§ **Work instructions**
(1) In the passage on vodka brands, rewrite the text between "MOVED TO LATVIA" and "to this day.)", inclusive, using "court fight" in place of "legal battle".
(2) Write the next part of the passage on who owns Stoli and Smirnoff vodka, picking up after its final sentence.

Smirnoff, for instance, is an American brand. The only connection it has to the old country is that its name alludes to a Moscow distillery opened in 1864 by P.A. Smirnoff. But after the Russian Revolution, P.A.'s son Vlad fled the country and started up a distillery in France. Operations are now based in Illinois and Smirnoff is actually owned by British spirits conglomerate Diageo.

Stoli, which has been pulled from some shelves and poured down the drain in protest in some localities, but not at my local store, isn't Russian either, though it started out in Russia around the turn of the 20th century.

There's some confusing history here too. Stoli used to be known as Stolichnaya then, a brand that is still manufactured and distributed by the state-owned Soyuzplodoimport (the name literally translates to "union-fruit-import"). Even after the fall of the Soviet Union, the company remains state-owned.

But then in 1997, the president of Soyuzplodoimport, Yuri Shefler, a billionaire with Russian, British and Israeli citizenship, decided to form a private company based in Luxembourg and called "Soyuzplodimport," which is exactly the same as the state-owned company except for dropping the extra "o." Confusing? This is how we do business in Russia, comrade.

In fact, Soyuzplodimport was so close to Soyuzplodoimport that people began calling the former the SPI group. And Shefler, as head of SPI, paid Soyuzplodoimport, the company of which he was president, some $300,000 for 43 Russian vodka brands, including the Stolichnaya and Moskovskaya trademarks. This was a sweet deal, as the Russian "Audit Commission" reckoned that these brands were worth in excess of $400 million. (Disinterested analysts put their worth closer to $1.4 billion.)

MOVED TO LATVIA

So Russia declared that sale illegal in 2001. But Shefler moved his operations to Latvia and SPI went right on selling a vodka they called Stolichnaya. So did Soyuzplodoimport. (The legal battle, being fought country by country, continues to this day.)

§ **Stored records**
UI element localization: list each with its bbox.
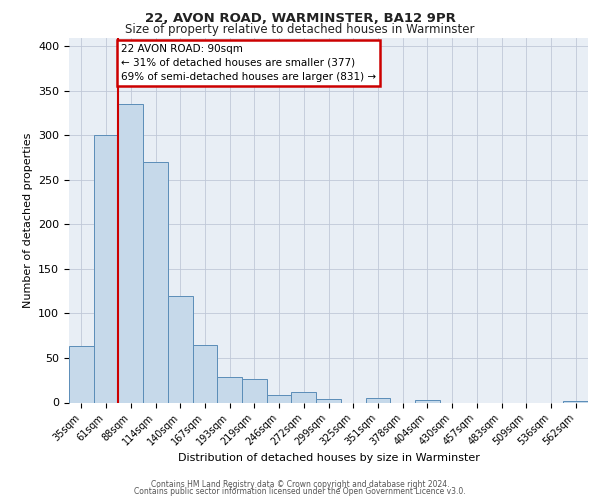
Bar [267,396,292,402]
Text: Contains public sector information licensed under the Open Government Licence v3: Contains public sector information licen… [134,487,466,496]
Bar [292,392,316,402]
Text: 22 AVON ROAD: 90sqm
← 31% of detached houses are smaller (377)
69% of semi-detac: 22 AVON ROAD: 90sqm ← 31% of detached ho… [121,44,376,82]
Y-axis label: Number of detached properties: Number of detached properties [23,132,32,308]
Bar [563,400,588,402]
X-axis label: Distribution of detached houses by size in Warminster: Distribution of detached houses by size … [178,453,479,463]
Text: Contains HM Land Registry data © Crown copyright and database right 2024.: Contains HM Land Registry data © Crown c… [151,480,449,489]
Bar [415,400,440,402]
Bar [316,399,341,402]
Bar [365,398,390,402]
Bar [242,380,267,402]
Text: Size of property relative to detached houses in Warminster: Size of property relative to detached ho… [125,22,475,36]
Bar [143,162,168,402]
Text: 22, AVON ROAD, WARMINSTER, BA12 9PR: 22, AVON ROAD, WARMINSTER, BA12 9PR [145,12,455,26]
Bar [118,104,143,403]
Bar [168,296,193,403]
Bar [69,346,94,403]
Bar [193,344,217,403]
Bar [94,136,118,402]
Bar [217,376,242,402]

§ **Answers to each task**
(1)
MOVED TO LATVIA

So Russia declared that sale illegal in 2001. But Shefler moved his operations to Latvia and SPI went right on selling a vodka they called Stolichnaya. So did Soyuzplodoimport. (The court fight, being fought country by country, continues to this day.)

(2)
Then, earlier this year, after Vladimir Putin invaded Ukraine, SPI rebranded its flagship vodka as Stoli as a "direct response to Russia's invasion" and ceased using any Russian ingredients in its production. So Stoli is a Latvian product, and Latvia is a member of NATO, opposed to Russian aggression.

So Stoli is OK, while if you run across a bottle labeled Stolichnaya there's at least a chance you have a real Russian vodka. (Other actual Russian vodkas include Russian Standard, Beluga Noble, Husky Vodka, Jewel of Russia, Polugar, Ustianochka, and Zyr.)

While most vodka drinkers I know seem to equate neutrality with equality — France's super premium Grey Goose, which tastes like a pale ghost's whisper, is the epitome of this sort of vodka — there are those who insist that Russian vodka sets the standard for the world. And maybe so, for there is an unmistakable robustness to Russian vodka, a bigness sometimes compounded by notes of pepper and wild herbs. It's best drunk freezer-cold — back in the days when I used to mess around with vodka, we always kept a bottle of the now-discontinued Stolichnaya Cristall in the back behind the ice trays.

On the other hand, I once spent a grueling 18 hours debriefing a Russian man, son of the famous defector Viktor Kravchenko, immediately after he'd been released from a Soviet prison and spirited to the U.S. I remember he was disappointed that we'd bought Russian vodka to celebrate his release. He said he preferred Polish vodka and settled for Jack Daniels on the rocks.

Turns out, I prefer most Polish vodkas to Russian ones as well. I like the earthiness, the grit, the terroir of the potato patches.

NOT COMPLICATED

Vodka isn't a terribly complicated spirit — you can make it out of just about anything.

We make it out of wheat, rye and corn. We make it out of potatoes and sugar beets. Cabbage. Oil-refining products (true — prison vodka). Remaindered copies of Blake Bailey's Philip Roth biography. (Also true.) In a pinch you can make it with sugar and yeast.

Vodka is basically distilled water with ethanol, which some people argue has no taste at all. (Others say ethanol tastes bitter and/or slightly pungent; no one is wrong, our taste buds are calibrated differently.) Generally, the more expensive it is, the less taste a vodka possesses.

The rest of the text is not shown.